All of the entries must be reproduced exactly, with no images carried over.

RECORDS FOR THIS TASK:
-.-.-

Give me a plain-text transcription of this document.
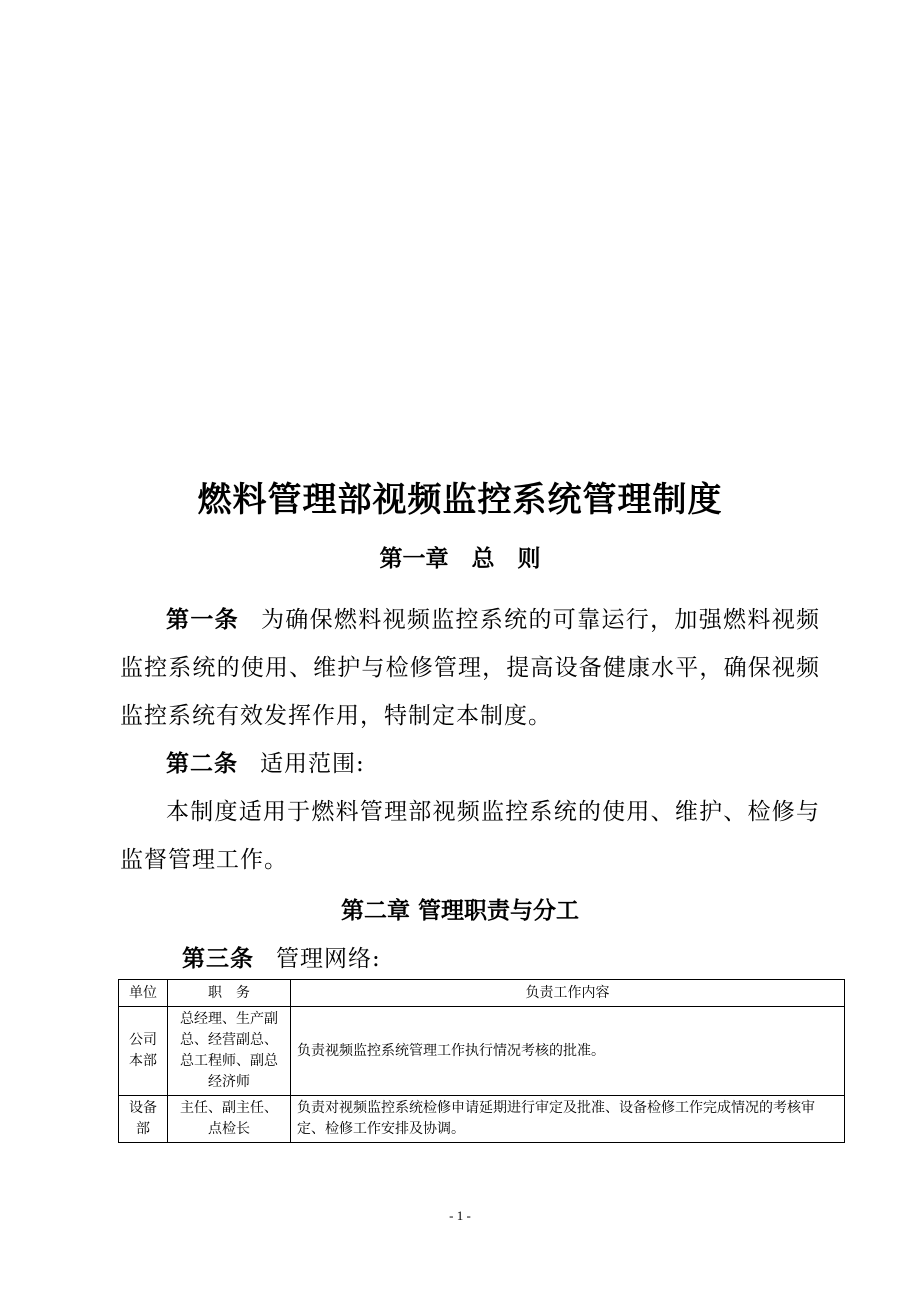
燃料管理部视频监控系统管理制度
第一章　总　则
第一条 为确保燃料视频监控系统的可靠运行，加强燃料视频监控系统的使用、维护与检修管理，提高设备健康水平，确保视频监控系统有效发挥作用，特制定本制度。
第二条 适用范围:
本制度适用于燃料管理部视频监控系统的使用、维护、检修与监督管理工作。
第二章 管理职责与分工
第三条 管理网络:
单位	职　务	负责工作内容
公司本部	总经理、生产副总、经营副总、总工程师、副总经济师	负责视频监控系统管理工作执行情况考核的批准。
设备部	主任、副主任、点检长	负责对视频监控系统检修申请延期进行审定及批准、设备检修工作完成情况的考核审定、检修工作安排及协调。
- 1 -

-.-.-

EXERCISE RESULT:
Give me a plain-text transcription of this document.
燃料管理部视频监控系统管理制度
第一章　总　则
第一条 为确保燃料视频监控系统的可靠运行，加强燃料视频监控系统的使用、维护与检修管理，提高设备健康水平，确保视频监控系统有效发挥作用，特制定本制度。
第二条 适用范围:
本制度适用于燃料管理部视频监控系统的使用、维护、检修与监督管理工作。
第二章 管理职责与分工
第三条 管理网络:
单位	职　务	负责工作内容
公司本部	总经理、生产副总、经营副总、总工程师、副总经济师	负责视频监控系统管理工作执行情况考核的批准。
设备部	主任、副主任、点检长	负责对视频监控系统检修申请延期进行审定及批准、设备检修工作完成情况的考核审定、检修工作安排及协调。
- 1 -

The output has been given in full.